(Data excerpts)

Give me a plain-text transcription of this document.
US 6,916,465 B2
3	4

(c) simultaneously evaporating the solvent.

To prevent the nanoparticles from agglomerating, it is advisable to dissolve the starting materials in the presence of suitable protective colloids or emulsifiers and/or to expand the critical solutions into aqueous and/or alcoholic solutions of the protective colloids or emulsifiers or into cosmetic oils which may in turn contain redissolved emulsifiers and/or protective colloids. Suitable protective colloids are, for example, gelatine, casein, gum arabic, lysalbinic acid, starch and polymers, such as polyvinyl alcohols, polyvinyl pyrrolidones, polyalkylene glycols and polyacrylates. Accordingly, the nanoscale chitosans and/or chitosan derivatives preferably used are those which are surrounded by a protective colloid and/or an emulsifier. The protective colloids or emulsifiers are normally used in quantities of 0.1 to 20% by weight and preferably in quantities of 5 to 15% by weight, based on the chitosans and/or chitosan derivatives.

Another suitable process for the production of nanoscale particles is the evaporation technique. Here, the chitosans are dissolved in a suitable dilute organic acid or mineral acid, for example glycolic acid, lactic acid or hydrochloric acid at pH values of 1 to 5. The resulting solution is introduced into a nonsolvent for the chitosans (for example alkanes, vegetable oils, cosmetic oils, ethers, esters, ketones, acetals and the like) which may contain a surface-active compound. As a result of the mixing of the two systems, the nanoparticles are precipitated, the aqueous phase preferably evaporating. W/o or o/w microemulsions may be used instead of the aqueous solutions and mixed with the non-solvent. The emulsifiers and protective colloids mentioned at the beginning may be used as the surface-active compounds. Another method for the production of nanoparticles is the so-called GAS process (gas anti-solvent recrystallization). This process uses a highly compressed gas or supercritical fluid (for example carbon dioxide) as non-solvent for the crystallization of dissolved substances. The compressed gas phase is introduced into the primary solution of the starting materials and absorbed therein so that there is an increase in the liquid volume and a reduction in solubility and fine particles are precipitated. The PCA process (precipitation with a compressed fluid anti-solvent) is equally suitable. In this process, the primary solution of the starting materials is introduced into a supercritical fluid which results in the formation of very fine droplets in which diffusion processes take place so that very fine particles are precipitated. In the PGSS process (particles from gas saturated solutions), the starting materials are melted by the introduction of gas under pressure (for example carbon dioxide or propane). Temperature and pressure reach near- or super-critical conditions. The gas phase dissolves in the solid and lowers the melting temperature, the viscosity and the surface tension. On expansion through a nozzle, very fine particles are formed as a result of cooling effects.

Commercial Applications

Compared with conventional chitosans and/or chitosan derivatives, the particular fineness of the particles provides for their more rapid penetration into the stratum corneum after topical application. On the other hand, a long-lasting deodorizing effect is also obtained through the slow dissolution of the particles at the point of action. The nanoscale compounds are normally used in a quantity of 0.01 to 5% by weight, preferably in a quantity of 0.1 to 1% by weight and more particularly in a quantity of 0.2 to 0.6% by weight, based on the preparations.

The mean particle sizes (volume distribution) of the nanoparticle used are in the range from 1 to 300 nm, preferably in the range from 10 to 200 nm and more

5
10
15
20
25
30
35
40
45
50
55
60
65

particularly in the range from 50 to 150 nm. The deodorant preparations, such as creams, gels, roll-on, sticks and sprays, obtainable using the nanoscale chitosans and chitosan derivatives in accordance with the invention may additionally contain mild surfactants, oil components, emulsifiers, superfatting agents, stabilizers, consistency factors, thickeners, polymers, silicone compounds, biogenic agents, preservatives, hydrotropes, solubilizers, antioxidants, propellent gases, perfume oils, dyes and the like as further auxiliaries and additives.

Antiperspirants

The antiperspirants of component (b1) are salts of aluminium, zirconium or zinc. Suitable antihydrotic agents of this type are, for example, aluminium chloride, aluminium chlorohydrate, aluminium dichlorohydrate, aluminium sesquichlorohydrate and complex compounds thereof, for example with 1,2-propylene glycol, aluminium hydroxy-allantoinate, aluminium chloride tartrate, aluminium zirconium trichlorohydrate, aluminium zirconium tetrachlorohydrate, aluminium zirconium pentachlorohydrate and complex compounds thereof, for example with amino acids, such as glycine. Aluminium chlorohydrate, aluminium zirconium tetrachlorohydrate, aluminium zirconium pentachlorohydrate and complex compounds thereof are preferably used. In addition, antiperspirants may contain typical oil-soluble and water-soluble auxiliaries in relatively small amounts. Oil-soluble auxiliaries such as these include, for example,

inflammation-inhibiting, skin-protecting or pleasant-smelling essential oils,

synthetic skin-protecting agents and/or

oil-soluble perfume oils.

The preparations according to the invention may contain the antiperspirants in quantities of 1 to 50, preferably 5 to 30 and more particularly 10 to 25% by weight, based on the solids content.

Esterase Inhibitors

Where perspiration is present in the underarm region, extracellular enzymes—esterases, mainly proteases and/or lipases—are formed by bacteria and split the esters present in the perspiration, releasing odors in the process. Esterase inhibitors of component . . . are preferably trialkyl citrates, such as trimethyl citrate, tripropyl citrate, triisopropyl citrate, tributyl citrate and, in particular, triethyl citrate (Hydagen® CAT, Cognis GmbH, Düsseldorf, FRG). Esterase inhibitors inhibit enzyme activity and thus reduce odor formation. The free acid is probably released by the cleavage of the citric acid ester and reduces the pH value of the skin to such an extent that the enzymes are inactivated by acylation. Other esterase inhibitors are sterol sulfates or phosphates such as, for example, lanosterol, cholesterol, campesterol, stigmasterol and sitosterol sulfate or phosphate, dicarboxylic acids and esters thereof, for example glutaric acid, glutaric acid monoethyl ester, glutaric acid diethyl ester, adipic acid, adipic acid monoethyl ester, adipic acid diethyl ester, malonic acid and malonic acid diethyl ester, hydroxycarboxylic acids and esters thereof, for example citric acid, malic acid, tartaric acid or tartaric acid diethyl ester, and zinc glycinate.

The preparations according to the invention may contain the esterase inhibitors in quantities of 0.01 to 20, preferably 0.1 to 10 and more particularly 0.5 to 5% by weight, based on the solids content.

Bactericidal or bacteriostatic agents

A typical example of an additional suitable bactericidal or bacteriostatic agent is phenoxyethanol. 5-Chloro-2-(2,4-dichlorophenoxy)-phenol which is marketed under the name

### Problem to solve
In full and without alteration, reproduce the records above.

### Answer area
Give me a plain-text transcription of this document.
US 6,916,465 B2
3	4

(c) simultaneously evaporating the solvent.

To prevent the nanoparticles from agglomerating, it is advisable to dissolve the starting materials in the presence of suitable protective colloids or emulsifiers and/or to expand the critical solutions into aqueous and/or alcoholic solutions of the protective colloids or emulsifiers or into cosmetic oils which may in turn contain redissolved emulsifiers and/or protective colloids. Suitable protective colloids are, for example, gelatine, casein, gum arabic, lysalbinic acid, starch and polymers, such as polyvinyl alcohols, polyvinyl pyrrolidones, polyalkylene glycols and polyacrylates. Accordingly, the nanoscale chitosans and/or chitosan derivatives preferably used are those which are surrounded by a protective colloid and/or an emulsifier. The protective colloids or emulsifiers are normally used in quantities of 0.1 to 20% by weight and preferably in quantities of 5 to 15% by weight, based on the chitosans and/or chitosan derivatives.

Another suitable process for the production of nanoscale particles is the evaporation technique. Here, the chitosans are dissolved in a suitable dilute organic acid or mineral acid, for example glycolic acid, lactic acid or hydrochloric acid at pH values of 1 to 5. The resulting solution is introduced into a nonsolvent for the chitosans (for example alkanes, vegetable oils, cosmetic oils, ethers, esters, ketones, acetals and the like) which may contain a surface-active compound. As a result of the mixing of the two systems, the nanoparticles are precipitated, the aqueous phase preferably evaporating. W/o or o/w microemulsions may be used instead of the aqueous solutions and mixed with the non-solvent. The emulsifiers and protective colloids mentioned at the beginning may be used as the surface-active compounds. Another method for the production of nanoparticles is the so-called GAS process (gas anti-solvent recrystallization). This process uses a highly compressed gas or supercritical fluid (for example carbon dioxide) as non-solvent for the crystallization of dissolved substances. The compressed gas phase is introduced into the primary solution of the starting materials and absorbed therein so that there is an increase in the liquid volume and a reduction in solubility and fine particles are precipitated. The PCA process (precipitation with a compressed fluid anti-solvent) is equally suitable. In this process, the primary solution of the starting materials is introduced into a supercritical fluid which results in the formation of very fine droplets in which diffusion processes take place so that very fine particles are precipitated. In the PGSS process (particles from gas saturated solutions), the starting materials are melted by the introduction of gas under pressure (for example carbon dioxide or propane). Temperature and pressure reach near- or super-critical conditions. The gas phase dissolves in the solid and lowers the melting temperature, the viscosity and the surface tension. On expansion through a nozzle, very fine particles are formed as a result of cooling effects.

Commercial Applications

Compared with conventional chitosans and/or chitosan derivatives, the particular fineness of the particles provides for their more rapid penetration into the stratum corneum after topical application. On the other hand, a long-lasting deodorizing effect is also obtained through the slow dissolution of the particles at the point of action. The nanoscale compounds are normally used in a quantity of 0.01 to 5% by weight, preferably in a quantity of 0.1 to 1% by weight and more particularly in a quantity of 0.2 to 0.6% by weight, based on the preparations.

The mean particle sizes (volume distribution) of the nanoparticle used are in the range from 1 to 300 nm, preferably in the range from 10 to 200 nm and more

5
10
15
20
25
30
35
40
45
50
55
60
65

particularly in the range from 50 to 150 nm. The deodorant preparations, such as creams, gels, roll-on, sticks and sprays, obtainable using the nanoscale chitosans and chitosan derivatives in accordance with the invention may additionally contain mild surfactants, oil components, emulsifiers, superfatting agents, stabilizers, consistency factors, thickeners, polymers, silicone compounds, biogenic agents, preservatives, hydrotropes, solubilizers, antioxidants, propellent gases, perfume oils, dyes and the like as further auxiliaries and additives.

Antiperspirants

The antiperspirants of component (b1) are salts of aluminium, zirconium or zinc. Suitable antihydrotic agents of this type are, for example, aluminium chloride, aluminium chlorohydrate, aluminium dichlorohydrate, aluminium sesquichlorohydrate and complex compounds thereof, for example with 1,2-propylene glycol, aluminium hydroxy-allantoinate, aluminium chloride tartrate, aluminium zirconium trichlorohydrate, aluminium zirconium tetrachlorohydrate, aluminium zirconium pentachlorohydrate and complex compounds thereof, for example with amino acids, such as glycine. Aluminium chlorohydrate, aluminium zirconium tetrachlorohydrate, aluminium zirconium pentachlorohydrate and complex compounds thereof are preferably used. In addition, antiperspirants may contain typical oil-soluble and water-soluble auxiliaries in relatively small amounts. Oil-soluble auxiliaries such as these include, for example,

inflammation-inhibiting, skin-protecting or pleasant-smelling essential oils,

synthetic skin-protecting agents and/or

oil-soluble perfume oils.

The preparations according to the invention may contain the antiperspirants in quantities of 1 to 50, preferably 5 to 30 and more particularly 10 to 25% by weight, based on the solids content.

Esterase Inhibitors

Where perspiration is present in the underarm region, extracellular enzymes—esterases, mainly proteases and/or lipases—are formed by bacteria and split the esters present in the perspiration, releasing odors in the process. Esterase inhibitors of component . . . are preferably trialkyl citrates, such as trimethyl citrate, tripropyl citrate, triisopropyl citrate, tributyl citrate and, in particular, triethyl citrate (Hydagen® CAT, Cognis GmbH, Düsseldorf, FRG). Esterase inhibitors inhibit enzyme activity and thus reduce odor formation. The free acid is probably released by the cleavage of the citric acid ester and reduces the pH value of the skin to such an extent that the enzymes are inactivated by acylation. Other esterase inhibitors are sterol sulfates or phosphates such as, for example, lanosterol, cholesterol, campesterol, stigmasterol and sitosterol sulfate or phosphate, dicarboxylic acids and esters thereof, for example glutaric acid, glutaric acid monoethyl ester, glutaric acid diethyl ester, adipic acid, adipic acid monoethyl ester, adipic acid diethyl ester, malonic acid and malonic acid diethyl ester, hydroxycarboxylic acids and esters thereof, for example citric acid, malic acid, tartaric acid or tartaric acid diethyl ester, and zinc glycinate.

The preparations according to the invention may contain the esterase inhibitors in quantities of 0.01 to 20, preferably 0.1 to 10 and more particularly 0.5 to 5% by weight, based on the solids content.

Bactericidal or bacteriostatic agents

A typical example of an additional suitable bactericidal or bacteriostatic agent is phenoxyethanol. 5-Chloro-2-(2,4-dichlorophenoxy)-phenol which is marketed under the name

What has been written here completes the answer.